§ YOUR OBJECTIVE: Sift the listing for lines that hold the string "Leetcode" and pull them out.

§ LISTED RECORDS:
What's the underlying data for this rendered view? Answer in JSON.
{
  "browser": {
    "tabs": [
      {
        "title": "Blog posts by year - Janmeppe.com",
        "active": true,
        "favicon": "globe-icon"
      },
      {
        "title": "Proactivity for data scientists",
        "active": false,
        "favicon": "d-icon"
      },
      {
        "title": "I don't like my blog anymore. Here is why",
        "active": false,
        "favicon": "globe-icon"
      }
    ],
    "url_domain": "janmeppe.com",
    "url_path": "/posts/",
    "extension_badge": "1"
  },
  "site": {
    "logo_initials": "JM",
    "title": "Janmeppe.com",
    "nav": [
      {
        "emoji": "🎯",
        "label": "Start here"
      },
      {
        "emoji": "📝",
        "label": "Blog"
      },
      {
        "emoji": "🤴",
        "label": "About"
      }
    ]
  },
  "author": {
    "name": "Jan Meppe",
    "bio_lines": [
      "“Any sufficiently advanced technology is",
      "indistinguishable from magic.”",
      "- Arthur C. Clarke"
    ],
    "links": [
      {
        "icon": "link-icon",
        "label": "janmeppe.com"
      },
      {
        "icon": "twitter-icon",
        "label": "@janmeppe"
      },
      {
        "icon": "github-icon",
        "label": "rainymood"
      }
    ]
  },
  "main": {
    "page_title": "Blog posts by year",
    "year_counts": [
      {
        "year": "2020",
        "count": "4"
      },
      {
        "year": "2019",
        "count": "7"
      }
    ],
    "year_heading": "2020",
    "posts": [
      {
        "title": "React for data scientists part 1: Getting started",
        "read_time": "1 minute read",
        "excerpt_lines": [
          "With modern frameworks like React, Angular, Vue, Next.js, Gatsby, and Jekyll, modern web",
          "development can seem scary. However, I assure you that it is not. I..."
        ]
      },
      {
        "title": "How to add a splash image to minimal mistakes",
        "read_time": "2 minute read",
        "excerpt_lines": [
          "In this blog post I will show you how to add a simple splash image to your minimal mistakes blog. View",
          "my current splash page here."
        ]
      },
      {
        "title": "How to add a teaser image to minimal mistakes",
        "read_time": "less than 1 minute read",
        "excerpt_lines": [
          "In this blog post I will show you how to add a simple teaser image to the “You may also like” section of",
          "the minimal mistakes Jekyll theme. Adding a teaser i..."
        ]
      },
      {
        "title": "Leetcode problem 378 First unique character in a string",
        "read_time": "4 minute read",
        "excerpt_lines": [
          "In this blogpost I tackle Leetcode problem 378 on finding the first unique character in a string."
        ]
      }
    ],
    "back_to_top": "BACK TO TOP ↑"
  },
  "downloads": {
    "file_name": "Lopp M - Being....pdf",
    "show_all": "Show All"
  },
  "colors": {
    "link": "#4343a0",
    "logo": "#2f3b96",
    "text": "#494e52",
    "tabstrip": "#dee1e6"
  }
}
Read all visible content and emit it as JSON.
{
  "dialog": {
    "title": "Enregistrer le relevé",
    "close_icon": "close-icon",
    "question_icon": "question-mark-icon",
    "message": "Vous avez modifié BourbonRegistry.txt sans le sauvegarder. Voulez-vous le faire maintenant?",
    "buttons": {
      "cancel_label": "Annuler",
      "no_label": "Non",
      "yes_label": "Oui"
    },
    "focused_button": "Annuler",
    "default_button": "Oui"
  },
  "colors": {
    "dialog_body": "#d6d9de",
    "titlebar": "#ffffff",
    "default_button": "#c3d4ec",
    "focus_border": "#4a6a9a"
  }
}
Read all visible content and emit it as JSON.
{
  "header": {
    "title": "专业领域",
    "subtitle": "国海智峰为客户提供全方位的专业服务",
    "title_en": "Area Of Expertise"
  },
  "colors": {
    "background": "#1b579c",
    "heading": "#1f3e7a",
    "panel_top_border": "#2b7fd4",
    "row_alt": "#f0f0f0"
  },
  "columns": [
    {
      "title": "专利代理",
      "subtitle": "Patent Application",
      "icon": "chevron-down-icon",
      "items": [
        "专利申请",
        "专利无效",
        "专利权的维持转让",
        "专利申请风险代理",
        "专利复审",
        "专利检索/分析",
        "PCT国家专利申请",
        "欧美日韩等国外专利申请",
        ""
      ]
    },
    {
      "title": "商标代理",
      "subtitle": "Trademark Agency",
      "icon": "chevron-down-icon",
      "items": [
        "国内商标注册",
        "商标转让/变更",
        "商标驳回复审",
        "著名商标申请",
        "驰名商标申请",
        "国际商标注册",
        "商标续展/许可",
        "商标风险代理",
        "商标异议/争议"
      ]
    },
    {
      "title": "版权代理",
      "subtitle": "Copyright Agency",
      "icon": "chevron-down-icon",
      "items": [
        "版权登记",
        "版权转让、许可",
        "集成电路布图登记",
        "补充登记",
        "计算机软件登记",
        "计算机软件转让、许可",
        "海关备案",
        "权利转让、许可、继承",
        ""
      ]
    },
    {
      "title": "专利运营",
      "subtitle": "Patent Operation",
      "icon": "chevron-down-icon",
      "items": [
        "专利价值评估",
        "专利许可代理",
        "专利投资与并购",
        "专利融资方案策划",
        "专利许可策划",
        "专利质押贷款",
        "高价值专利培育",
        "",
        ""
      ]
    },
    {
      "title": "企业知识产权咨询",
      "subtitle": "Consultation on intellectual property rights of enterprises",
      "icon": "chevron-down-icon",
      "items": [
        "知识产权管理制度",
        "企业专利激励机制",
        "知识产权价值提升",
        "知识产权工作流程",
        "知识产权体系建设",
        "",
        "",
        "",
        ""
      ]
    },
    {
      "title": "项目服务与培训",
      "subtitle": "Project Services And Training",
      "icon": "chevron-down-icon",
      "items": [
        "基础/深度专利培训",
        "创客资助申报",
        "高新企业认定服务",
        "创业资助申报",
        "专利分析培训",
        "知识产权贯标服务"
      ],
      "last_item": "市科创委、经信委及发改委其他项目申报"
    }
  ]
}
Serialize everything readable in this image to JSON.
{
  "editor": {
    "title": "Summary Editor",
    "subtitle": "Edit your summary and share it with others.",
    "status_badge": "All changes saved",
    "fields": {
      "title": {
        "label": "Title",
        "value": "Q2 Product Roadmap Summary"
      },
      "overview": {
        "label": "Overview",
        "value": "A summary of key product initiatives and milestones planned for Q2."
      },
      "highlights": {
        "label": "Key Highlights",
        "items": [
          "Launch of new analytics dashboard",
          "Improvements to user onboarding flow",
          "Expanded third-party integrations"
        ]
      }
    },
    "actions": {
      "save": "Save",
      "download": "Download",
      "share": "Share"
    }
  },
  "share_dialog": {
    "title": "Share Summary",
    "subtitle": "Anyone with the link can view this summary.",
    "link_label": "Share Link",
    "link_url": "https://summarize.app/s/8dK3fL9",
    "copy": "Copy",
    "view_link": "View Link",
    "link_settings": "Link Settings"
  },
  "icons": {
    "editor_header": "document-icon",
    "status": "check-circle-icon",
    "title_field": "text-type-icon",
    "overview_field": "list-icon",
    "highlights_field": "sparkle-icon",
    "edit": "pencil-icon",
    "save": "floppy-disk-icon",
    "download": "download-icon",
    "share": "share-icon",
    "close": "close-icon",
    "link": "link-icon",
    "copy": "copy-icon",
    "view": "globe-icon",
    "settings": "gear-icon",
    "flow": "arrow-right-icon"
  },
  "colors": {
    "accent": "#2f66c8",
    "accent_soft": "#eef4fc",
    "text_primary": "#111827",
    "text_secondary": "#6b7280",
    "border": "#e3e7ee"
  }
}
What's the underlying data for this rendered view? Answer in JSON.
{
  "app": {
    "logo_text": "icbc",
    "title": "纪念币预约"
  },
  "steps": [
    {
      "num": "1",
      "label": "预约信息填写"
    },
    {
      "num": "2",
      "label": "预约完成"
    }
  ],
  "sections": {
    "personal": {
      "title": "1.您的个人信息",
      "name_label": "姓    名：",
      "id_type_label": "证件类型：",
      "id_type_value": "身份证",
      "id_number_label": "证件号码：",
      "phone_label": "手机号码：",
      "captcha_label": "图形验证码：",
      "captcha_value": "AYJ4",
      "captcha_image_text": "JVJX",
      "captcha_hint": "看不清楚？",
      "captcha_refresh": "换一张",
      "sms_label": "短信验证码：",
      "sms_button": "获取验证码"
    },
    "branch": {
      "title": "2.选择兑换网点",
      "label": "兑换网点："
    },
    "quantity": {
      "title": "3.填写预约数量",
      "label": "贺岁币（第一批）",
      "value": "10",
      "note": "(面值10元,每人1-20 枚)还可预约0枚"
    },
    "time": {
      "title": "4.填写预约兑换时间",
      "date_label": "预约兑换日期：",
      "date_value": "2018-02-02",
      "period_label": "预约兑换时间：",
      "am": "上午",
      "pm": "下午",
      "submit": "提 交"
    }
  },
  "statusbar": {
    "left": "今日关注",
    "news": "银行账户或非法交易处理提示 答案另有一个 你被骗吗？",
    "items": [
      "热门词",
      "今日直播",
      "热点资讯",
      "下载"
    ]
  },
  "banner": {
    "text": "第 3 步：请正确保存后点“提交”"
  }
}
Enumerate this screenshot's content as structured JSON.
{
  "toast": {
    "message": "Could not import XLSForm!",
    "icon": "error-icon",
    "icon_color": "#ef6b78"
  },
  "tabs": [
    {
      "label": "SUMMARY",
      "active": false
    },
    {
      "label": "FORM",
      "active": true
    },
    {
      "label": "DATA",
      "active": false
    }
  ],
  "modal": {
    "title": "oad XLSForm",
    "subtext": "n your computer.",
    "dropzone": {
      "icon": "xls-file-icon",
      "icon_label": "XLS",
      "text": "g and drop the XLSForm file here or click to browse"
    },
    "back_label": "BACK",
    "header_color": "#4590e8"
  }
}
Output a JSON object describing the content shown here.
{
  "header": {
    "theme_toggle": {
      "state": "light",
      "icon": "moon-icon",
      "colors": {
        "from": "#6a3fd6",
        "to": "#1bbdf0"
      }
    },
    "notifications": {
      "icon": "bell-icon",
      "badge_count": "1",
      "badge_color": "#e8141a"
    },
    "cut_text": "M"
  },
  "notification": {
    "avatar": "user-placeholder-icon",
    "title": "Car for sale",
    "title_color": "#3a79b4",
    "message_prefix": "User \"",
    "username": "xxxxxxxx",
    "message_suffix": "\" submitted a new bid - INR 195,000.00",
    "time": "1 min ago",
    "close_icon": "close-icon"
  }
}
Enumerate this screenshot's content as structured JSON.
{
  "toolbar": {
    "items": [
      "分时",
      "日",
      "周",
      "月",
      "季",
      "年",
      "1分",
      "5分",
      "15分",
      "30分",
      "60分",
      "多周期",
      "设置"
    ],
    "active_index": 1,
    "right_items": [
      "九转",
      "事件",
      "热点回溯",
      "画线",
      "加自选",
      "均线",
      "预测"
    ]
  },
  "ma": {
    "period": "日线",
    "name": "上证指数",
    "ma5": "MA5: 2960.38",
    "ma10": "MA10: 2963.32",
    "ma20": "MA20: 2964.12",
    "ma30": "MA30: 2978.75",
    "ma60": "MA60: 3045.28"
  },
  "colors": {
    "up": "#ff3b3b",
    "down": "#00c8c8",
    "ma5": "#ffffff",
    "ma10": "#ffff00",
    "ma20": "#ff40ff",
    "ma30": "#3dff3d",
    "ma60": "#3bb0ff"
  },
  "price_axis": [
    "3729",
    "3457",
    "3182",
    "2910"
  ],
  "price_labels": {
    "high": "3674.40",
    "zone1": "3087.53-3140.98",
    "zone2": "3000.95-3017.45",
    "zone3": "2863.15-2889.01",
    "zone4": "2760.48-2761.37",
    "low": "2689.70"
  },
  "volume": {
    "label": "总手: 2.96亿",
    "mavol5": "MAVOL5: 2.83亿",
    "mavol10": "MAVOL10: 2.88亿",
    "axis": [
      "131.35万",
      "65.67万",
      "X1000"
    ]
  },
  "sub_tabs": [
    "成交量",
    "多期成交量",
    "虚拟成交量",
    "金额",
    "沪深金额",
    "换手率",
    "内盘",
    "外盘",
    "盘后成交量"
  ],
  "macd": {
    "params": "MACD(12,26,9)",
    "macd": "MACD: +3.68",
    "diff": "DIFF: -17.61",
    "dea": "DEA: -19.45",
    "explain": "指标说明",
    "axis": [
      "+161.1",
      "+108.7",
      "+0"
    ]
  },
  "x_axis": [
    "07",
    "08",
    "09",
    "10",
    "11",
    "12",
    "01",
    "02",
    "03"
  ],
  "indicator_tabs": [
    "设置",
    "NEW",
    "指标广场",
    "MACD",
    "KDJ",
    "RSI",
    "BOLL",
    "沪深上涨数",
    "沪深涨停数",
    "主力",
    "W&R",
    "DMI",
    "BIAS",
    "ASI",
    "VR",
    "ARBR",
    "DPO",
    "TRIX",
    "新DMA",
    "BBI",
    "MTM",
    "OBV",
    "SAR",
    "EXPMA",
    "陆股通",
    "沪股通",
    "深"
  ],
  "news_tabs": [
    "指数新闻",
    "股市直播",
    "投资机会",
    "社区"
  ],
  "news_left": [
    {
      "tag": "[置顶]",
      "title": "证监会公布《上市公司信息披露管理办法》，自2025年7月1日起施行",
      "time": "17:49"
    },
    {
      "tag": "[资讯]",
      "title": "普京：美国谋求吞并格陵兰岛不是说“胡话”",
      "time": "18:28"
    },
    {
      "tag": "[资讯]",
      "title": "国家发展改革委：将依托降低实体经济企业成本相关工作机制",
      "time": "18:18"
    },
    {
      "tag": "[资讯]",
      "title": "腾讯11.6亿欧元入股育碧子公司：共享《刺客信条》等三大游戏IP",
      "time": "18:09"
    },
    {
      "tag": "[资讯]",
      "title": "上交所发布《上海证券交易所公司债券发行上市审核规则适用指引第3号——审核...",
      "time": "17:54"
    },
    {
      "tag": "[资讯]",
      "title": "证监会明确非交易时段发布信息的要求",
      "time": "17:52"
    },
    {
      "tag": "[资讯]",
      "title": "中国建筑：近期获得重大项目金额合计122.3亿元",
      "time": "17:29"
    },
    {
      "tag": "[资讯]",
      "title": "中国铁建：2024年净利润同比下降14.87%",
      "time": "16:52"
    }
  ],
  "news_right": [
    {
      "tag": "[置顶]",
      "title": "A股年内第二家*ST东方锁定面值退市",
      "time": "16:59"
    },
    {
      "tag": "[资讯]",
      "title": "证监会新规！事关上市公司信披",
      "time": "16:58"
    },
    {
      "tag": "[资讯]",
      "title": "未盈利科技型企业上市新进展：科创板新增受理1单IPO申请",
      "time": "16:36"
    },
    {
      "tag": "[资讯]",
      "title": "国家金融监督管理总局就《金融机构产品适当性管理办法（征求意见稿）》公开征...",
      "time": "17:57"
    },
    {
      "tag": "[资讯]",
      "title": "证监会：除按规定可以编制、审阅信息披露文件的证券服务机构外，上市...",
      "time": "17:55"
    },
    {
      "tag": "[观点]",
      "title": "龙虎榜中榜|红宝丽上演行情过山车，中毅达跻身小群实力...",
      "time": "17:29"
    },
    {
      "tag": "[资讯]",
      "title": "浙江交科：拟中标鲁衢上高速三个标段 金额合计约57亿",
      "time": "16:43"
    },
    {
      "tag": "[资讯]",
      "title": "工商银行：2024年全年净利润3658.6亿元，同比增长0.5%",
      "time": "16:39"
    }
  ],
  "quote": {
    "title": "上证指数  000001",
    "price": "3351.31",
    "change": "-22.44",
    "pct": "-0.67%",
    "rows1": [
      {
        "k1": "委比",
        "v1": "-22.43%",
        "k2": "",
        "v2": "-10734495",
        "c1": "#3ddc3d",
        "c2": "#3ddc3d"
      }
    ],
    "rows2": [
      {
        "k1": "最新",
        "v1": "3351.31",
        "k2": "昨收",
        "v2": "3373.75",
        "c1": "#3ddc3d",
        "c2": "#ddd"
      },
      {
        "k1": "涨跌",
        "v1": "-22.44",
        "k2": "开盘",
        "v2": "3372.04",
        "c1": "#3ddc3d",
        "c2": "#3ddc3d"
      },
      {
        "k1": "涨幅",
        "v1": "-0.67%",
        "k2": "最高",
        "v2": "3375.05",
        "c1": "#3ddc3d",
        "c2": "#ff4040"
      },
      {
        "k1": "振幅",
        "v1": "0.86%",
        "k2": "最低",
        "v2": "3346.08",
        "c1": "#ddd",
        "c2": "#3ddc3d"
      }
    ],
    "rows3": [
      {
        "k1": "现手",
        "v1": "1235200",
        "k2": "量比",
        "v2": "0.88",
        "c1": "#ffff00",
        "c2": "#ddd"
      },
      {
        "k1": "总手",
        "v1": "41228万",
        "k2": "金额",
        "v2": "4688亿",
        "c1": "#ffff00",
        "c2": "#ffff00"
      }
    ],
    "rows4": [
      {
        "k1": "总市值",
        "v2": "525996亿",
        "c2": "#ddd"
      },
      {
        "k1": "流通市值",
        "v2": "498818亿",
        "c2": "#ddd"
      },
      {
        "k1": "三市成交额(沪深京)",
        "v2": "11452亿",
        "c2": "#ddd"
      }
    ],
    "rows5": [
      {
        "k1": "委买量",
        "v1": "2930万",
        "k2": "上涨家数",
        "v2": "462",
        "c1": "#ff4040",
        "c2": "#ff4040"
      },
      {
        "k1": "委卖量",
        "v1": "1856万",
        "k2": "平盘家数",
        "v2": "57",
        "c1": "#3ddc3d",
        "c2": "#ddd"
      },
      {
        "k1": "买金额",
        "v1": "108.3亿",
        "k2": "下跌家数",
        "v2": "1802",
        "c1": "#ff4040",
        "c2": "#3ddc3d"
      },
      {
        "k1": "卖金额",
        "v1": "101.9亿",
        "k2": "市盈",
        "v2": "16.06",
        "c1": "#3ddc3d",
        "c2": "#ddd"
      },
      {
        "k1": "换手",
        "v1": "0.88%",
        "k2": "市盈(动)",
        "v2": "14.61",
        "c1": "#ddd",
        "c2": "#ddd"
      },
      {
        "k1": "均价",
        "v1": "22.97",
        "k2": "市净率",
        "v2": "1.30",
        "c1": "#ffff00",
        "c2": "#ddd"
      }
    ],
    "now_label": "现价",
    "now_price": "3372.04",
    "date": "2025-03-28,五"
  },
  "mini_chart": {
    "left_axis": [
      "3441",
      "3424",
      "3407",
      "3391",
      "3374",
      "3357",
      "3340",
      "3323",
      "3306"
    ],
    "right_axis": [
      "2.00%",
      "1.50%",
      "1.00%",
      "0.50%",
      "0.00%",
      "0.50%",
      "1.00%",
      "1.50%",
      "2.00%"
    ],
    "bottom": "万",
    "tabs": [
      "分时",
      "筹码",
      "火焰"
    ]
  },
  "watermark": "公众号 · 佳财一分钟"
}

§ FINAL RESULT:
        "title": "Leetcode problem 378 First unique character in a string",
          "In this blogpost I tackle Leetcode problem 378 on finding the first unique character in a string."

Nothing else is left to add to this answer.